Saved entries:
═══

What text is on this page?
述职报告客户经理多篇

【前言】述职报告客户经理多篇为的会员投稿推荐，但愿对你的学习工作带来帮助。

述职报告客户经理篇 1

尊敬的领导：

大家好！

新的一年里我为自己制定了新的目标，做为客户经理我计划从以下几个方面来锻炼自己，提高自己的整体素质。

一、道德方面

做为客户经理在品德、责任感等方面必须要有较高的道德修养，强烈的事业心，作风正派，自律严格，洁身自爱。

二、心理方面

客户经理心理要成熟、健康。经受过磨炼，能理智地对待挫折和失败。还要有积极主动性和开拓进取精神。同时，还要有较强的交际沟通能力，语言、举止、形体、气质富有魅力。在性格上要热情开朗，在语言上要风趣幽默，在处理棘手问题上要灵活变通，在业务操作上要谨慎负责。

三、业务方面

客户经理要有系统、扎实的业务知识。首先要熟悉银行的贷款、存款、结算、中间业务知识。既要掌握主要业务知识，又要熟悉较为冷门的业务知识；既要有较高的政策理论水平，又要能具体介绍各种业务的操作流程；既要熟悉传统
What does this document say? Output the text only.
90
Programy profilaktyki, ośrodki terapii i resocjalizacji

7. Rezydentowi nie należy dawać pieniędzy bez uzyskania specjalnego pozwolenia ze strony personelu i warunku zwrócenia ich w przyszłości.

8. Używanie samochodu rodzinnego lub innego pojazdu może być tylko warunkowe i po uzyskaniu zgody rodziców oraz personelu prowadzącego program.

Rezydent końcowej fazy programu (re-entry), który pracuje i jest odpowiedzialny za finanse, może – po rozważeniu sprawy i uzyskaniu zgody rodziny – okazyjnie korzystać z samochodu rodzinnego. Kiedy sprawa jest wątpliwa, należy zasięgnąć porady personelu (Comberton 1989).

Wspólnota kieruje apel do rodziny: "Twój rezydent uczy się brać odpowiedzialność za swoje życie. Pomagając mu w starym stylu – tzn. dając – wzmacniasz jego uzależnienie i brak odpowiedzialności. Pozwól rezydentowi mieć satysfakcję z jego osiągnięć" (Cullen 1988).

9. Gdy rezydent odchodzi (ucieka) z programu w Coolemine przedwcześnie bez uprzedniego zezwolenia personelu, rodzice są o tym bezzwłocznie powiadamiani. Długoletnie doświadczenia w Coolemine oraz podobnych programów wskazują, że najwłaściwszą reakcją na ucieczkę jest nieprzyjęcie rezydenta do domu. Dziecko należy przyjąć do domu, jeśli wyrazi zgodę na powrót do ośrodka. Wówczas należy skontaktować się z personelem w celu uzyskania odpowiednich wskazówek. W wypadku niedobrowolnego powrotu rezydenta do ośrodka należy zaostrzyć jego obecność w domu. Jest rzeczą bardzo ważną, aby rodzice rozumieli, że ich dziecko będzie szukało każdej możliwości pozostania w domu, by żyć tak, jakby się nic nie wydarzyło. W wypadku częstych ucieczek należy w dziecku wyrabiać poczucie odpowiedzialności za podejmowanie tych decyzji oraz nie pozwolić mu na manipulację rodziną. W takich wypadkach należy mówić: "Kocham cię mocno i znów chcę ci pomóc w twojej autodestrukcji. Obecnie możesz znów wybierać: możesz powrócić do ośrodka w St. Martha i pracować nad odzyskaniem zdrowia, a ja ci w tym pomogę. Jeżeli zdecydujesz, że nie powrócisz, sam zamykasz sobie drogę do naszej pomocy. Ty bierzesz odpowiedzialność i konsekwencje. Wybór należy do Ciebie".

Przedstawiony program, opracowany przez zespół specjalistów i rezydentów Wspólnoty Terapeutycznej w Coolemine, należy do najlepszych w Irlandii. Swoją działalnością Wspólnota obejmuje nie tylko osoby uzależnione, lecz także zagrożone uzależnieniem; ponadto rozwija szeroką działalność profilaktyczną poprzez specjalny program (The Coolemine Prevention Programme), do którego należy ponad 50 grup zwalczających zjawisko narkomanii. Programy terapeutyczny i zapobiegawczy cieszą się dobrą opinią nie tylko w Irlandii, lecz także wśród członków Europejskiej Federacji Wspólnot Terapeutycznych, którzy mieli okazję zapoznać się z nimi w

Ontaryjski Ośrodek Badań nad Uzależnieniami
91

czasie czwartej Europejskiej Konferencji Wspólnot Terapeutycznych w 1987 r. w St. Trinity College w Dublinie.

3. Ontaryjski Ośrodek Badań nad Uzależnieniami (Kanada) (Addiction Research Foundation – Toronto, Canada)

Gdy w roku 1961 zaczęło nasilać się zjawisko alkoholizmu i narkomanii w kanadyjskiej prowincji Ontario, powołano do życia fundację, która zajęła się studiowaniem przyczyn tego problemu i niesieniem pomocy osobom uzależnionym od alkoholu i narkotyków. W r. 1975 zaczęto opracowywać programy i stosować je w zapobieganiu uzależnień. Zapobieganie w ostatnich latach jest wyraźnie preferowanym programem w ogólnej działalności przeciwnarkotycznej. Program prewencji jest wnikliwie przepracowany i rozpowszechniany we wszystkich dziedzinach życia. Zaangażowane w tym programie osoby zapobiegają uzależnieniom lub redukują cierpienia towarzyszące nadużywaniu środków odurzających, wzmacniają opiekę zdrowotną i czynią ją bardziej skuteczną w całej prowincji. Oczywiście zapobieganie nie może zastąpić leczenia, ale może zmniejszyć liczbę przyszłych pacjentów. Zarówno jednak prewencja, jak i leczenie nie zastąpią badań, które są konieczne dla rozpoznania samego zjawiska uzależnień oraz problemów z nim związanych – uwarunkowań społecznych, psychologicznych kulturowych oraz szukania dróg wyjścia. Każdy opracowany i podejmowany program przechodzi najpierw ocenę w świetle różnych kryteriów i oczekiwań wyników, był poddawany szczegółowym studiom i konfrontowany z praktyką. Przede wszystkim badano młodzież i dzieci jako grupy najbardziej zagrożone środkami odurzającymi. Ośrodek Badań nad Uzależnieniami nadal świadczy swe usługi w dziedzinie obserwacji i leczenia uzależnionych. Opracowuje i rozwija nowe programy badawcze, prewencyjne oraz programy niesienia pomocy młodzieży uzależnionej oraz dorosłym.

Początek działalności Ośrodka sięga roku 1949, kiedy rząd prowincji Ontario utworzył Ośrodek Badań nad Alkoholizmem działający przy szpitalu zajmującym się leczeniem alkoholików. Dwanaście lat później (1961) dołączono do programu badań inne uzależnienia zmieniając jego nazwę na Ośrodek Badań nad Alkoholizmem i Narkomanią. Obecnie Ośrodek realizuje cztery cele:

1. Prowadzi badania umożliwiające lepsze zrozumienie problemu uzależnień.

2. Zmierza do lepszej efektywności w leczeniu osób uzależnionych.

═══

EXERCISE TASK: Identify each line in the records above containing the word "What"; copy those lines.

CORRECT RESULT:
What text is on this page?
What does this document say? Output the text only.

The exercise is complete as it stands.